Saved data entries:
-------
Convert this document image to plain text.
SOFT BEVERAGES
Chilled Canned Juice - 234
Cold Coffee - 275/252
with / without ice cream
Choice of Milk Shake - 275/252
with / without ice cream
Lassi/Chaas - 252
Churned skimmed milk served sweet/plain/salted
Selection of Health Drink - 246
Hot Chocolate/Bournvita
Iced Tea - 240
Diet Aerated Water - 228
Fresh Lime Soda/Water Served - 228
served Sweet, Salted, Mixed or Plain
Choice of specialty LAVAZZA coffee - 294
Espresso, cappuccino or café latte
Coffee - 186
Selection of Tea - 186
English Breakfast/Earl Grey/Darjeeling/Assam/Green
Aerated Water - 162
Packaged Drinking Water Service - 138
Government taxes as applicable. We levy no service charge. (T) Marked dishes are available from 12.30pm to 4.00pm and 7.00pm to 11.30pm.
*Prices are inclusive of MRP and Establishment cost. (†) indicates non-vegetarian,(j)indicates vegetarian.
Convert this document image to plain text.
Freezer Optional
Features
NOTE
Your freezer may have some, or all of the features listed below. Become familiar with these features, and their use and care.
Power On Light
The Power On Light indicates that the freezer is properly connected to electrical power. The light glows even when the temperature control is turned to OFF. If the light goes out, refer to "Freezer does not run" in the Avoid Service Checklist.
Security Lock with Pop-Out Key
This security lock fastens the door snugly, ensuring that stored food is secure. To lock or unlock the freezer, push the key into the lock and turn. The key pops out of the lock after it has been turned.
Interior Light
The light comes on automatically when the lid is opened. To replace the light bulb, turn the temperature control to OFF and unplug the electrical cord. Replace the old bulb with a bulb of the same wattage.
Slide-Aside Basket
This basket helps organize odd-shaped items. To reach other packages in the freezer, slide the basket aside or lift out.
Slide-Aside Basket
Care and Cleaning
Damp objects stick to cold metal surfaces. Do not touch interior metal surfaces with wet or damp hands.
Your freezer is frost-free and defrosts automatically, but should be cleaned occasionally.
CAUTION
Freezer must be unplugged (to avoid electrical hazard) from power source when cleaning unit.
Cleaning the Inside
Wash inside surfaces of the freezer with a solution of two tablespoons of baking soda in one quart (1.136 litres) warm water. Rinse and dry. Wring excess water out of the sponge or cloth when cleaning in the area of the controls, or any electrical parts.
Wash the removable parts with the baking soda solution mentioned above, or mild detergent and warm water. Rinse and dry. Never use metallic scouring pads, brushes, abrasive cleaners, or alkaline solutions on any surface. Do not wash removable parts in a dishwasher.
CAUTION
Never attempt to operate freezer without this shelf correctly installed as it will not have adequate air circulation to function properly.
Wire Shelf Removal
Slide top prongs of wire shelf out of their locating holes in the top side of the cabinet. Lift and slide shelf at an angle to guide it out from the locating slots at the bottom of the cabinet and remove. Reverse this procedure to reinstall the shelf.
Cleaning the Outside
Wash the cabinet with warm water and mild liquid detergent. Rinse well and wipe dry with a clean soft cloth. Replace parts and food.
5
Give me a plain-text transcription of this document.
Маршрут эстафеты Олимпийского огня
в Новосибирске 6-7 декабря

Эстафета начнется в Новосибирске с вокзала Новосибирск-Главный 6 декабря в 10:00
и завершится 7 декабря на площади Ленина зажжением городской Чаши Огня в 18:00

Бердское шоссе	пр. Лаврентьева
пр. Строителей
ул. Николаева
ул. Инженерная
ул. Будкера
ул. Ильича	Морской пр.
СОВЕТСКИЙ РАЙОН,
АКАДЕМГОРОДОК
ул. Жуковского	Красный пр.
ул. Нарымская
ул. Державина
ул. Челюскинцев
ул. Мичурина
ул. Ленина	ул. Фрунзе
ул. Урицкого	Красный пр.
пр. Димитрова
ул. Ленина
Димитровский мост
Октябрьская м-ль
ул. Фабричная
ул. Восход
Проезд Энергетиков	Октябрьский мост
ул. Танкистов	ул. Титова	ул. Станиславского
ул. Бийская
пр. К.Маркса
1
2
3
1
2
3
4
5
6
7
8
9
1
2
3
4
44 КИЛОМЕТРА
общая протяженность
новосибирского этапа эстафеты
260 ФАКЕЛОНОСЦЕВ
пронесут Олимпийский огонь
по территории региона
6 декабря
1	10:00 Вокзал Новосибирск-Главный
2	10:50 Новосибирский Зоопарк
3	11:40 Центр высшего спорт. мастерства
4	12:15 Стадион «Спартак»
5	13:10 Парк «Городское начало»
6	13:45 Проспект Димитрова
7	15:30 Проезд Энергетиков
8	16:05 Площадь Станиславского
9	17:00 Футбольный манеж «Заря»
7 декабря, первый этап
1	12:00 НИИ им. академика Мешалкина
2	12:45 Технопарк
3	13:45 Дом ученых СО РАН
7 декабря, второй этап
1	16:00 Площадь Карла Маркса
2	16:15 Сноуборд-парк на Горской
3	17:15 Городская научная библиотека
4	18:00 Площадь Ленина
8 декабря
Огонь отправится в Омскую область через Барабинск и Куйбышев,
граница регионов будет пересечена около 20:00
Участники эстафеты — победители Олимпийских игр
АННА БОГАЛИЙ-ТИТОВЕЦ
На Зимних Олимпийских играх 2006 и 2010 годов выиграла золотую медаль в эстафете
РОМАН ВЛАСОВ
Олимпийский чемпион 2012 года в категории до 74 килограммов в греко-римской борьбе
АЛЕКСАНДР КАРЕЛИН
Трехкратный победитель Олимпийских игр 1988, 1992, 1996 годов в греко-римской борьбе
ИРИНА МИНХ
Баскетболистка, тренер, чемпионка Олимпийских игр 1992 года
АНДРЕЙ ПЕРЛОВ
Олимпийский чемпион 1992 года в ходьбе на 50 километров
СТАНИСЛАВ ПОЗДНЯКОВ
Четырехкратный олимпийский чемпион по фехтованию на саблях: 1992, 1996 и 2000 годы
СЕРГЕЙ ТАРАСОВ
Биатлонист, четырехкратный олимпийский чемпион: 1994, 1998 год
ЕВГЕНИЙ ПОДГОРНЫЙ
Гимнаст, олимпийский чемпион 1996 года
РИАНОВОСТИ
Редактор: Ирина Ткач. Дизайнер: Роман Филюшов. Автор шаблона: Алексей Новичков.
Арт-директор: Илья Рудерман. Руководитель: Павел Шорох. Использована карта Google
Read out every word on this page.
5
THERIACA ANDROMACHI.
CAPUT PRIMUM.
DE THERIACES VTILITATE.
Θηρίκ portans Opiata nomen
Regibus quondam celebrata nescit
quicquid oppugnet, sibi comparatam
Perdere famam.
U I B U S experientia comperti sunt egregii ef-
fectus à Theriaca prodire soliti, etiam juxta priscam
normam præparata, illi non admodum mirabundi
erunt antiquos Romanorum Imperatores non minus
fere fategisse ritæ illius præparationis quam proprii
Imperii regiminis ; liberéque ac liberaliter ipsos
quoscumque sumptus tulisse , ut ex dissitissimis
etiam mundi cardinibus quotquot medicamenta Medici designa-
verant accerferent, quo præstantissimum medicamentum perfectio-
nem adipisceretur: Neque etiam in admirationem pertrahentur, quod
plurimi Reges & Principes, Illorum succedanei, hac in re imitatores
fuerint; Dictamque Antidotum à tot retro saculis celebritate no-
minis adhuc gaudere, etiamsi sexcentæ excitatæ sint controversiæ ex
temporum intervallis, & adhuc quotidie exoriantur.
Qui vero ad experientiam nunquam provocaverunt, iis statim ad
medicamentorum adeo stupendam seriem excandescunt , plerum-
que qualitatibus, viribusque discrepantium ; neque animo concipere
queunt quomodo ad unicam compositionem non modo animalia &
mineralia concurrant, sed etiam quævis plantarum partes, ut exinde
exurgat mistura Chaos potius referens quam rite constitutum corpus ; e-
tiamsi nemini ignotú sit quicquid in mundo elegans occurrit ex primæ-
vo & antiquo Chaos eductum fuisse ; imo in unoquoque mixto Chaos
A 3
-------
Copy down the material exactly as written.

» Correct output
Convert this document image to plain text.
SOFT BEVERAGES
Chilled Canned Juice - 234
Cold Coffee - 275/252
with / without ice cream
Choice of Milk Shake - 275/252
with / without ice cream
Lassi/Chaas - 252
Churned skimmed milk served sweet/plain/salted
Selection of Health Drink - 246
Hot Chocolate/Bournvita
Iced Tea - 240
Diet Aerated Water - 228
Fresh Lime Soda/Water Served - 228
served Sweet, Salted, Mixed or Plain
Choice of specialty LAVAZZA coffee - 294
Espresso, cappuccino or café latte
Coffee - 186
Selection of Tea - 186
English Breakfast/Earl Grey/Darjeeling/Assam/Green
Aerated Water - 162
Packaged Drinking Water Service - 138
Government taxes as applicable. We levy no service charge. (T) Marked dishes are available from 12.30pm to 4.00pm and 7.00pm to 11.30pm.
*Prices are inclusive of MRP and Establishment cost. (†) indicates non-vegetarian,(j)indicates vegetarian.
Convert this document image to plain text.
Freezer Optional
Features
NOTE
Your freezer may have some, or all of the features listed below. Become familiar with these features, and their use and care.
Power On Light
The Power On Light indicates that the freezer is properly connected to electrical power. The light glows even when the temperature control is turned to OFF. If the light goes out, refer to "Freezer does not run" in the Avoid Service Checklist.
Security Lock with Pop-Out Key
This security lock fastens the door snugly, ensuring that stored food is secure. To lock or unlock the freezer, push the key into the lock and turn. The key pops out of the lock after it has been turned.
Interior Light
The light comes on automatically when the lid is opened. To replace the light bulb, turn the temperature control to OFF and unplug the electrical cord. Replace the old bulb with a bulb of the same wattage.
Slide-Aside Basket
This basket helps organize odd-shaped items. To reach other packages in the freezer, slide the basket aside or lift out.
Slide-Aside Basket
Care and Cleaning
Damp objects stick to cold metal surfaces. Do not touch interior metal surfaces with wet or damp hands.
Your freezer is frost-free and defrosts automatically, but should be cleaned occasionally.
CAUTION
Freezer must be unplugged (to avoid electrical hazard) from power source when cleaning unit.
Cleaning the Inside
Wash inside surfaces of the freezer with a solution of two tablespoons of baking soda in one quart (1.136 litres) warm water. Rinse and dry. Wring excess water out of the sponge or cloth when cleaning in the area of the controls, or any electrical parts.
Wash the removable parts with the baking soda solution mentioned above, or mild detergent and warm water. Rinse and dry. Never use metallic scouring pads, brushes, abrasive cleaners, or alkaline solutions on any surface. Do not wash removable parts in a dishwasher.
CAUTION
Never attempt to operate freezer without this shelf correctly installed as it will not have adequate air circulation to function properly.
Wire Shelf Removal
Slide top prongs of wire shelf out of their locating holes in the top side of the cabinet. Lift and slide shelf at an angle to guide it out from the locating slots at the bottom of the cabinet and remove. Reverse this procedure to reinstall the shelf.
Cleaning the Outside
Wash the cabinet with warm water and mild liquid detergent. Rinse well and wipe dry with a clean soft cloth. Replace parts and food.
5
Give me a plain-text transcription of this document.
Маршрут эстафеты Олимпийского огня
в Новосибирске 6-7 декабря

Эстафета начнется в Новосибирске с вокзала Новосибирск-Главный 6 декабря в 10:00
и завершится 7 декабря на площади Ленина зажжением городской Чаши Огня в 18:00

Бердское шоссе	пр. Лаврентьева
пр. Строителей
ул. Николаева
ул. Инженерная
ул. Будкера
ул. Ильича	Морской пр.
СОВЕТСКИЙ РАЙОН,
АКАДЕМГОРОДОК
ул. Жуковского	Красный пр.
ул. Нарымская
ул. Державина
ул. Челюскинцев
ул. Мичурина
ул. Ленина	ул. Фрунзе
ул. Урицкого	Красный пр.
пр. Димитрова
ул. Ленина
Димитровский мост
Октябрьская м-ль
ул. Фабричная
ул. Восход
Проезд Энергетиков	Октябрьский мост
ул. Танкистов	ул. Титова	ул. Станиславского
ул. Бийская
пр. К.Маркса
1
2
3
1
2
3
4
5
6
7
8
9
1
2
3
4
44 КИЛОМЕТРА
общая протяженность
новосибирского этапа эстафеты
260 ФАКЕЛОНОСЦЕВ
пронесут Олимпийский огонь
по территории региона
6 декабря
1	10:00 Вокзал Новосибирск-Главный
2	10:50 Новосибирский Зоопарк
3	11:40 Центр высшего спорт. мастерства
4	12:15 Стадион «Спартак»
5	13:10 Парк «Городское начало»
6	13:45 Проспект Димитрова
7	15:30 Проезд Энергетиков
8	16:05 Площадь Станиславского
9	17:00 Футбольный манеж «Заря»
7 декабря, первый этап
1	12:00 НИИ им. академика Мешалкина
2	12:45 Технопарк
3	13:45 Дом ученых СО РАН
7 декабря, второй этап
1	16:00 Площадь Карла Маркса
2	16:15 Сноуборд-парк на Горской
3	17:15 Городская научная библиотека
4	18:00 Площадь Ленина
8 декабря
Огонь отправится в Омскую область через Барабинск и Куйбышев,
граница регионов будет пересечена около 20:00
Участники эстафеты — победители Олимпийских игр
АННА БОГАЛИЙ-ТИТОВЕЦ
На Зимних Олимпийских играх 2006 и 2010 годов выиграла золотую медаль в эстафете
РОМАН ВЛАСОВ
Олимпийский чемпион 2012 года в категории до 74 килограммов в греко-римской борьбе
АЛЕКСАНДР КАРЕЛИН
Трехкратный победитель Олимпийских игр 1988, 1992, 1996 годов в греко-римской борьбе
ИРИНА МИНХ
Баскетболистка, тренер, чемпионка Олимпийских игр 1992 года
АНДРЕЙ ПЕРЛОВ
Олимпийский чемпион 1992 года в ходьбе на 50 километров
СТАНИСЛАВ ПОЗДНЯКОВ
Четырехкратный олимпийский чемпион по фехтованию на саблях: 1992, 1996 и 2000 годы
СЕРГЕЙ ТАРАСОВ
Биатлонист, четырехкратный олимпийский чемпион: 1994, 1998 год
ЕВГЕНИЙ ПОДГОРНЫЙ
Гимнаст, олимпийский чемпион 1996 года
РИАНОВОСТИ
Редактор: Ирина Ткач. Дизайнер: Роман Филюшов. Автор шаблона: Алексей Новичков.
Арт-директор: Илья Рудерман. Руководитель: Павел Шорох. Использована карта Google
Read out every word on this page.
5
THERIACA ANDROMACHI.
CAPUT PRIMUM.
DE THERIACES VTILITATE.
Θηρίκ portans Opiata nomen
Regibus quondam celebrata nescit
quicquid oppugnet, sibi comparatam
Perdere famam.
U I B U S experientia comperti sunt egregii ef-
fectus à Theriaca prodire soliti, etiam juxta priscam
normam præparata, illi non admodum mirabundi
erunt antiquos Romanorum Imperatores non minus
fere fategisse ritæ illius præparationis quam proprii
Imperii regiminis ; liberéque ac liberaliter ipsos
quoscumque sumptus tulisse , ut ex dissitissimis
etiam mundi cardinibus quotquot medicamenta Medici designa-
verant accerferent, quo præstantissimum medicamentum perfectio-
nem adipisceretur: Neque etiam in admirationem pertrahentur, quod
plurimi Reges & Principes, Illorum succedanei, hac in re imitatores
fuerint; Dictamque Antidotum à tot retro saculis celebritate no-
minis adhuc gaudere, etiamsi sexcentæ excitatæ sint controversiæ ex
temporum intervallis, & adhuc quotidie exoriantur.
Qui vero ad experientiam nunquam provocaverunt, iis statim ad
medicamentorum adeo stupendam seriem excandescunt , plerum-
que qualitatibus, viribusque discrepantium ; neque animo concipere
queunt quomodo ad unicam compositionem non modo animalia &
mineralia concurrant, sed etiam quævis plantarum partes, ut exinde
exurgat mistura Chaos potius referens quam rite constitutum corpus ; e-
tiamsi nemini ignotú sit quicquid in mundo elegans occurrit ex primæ-
vo & antiquo Chaos eductum fuisse ; imo in unoquoque mixto Chaos
A 3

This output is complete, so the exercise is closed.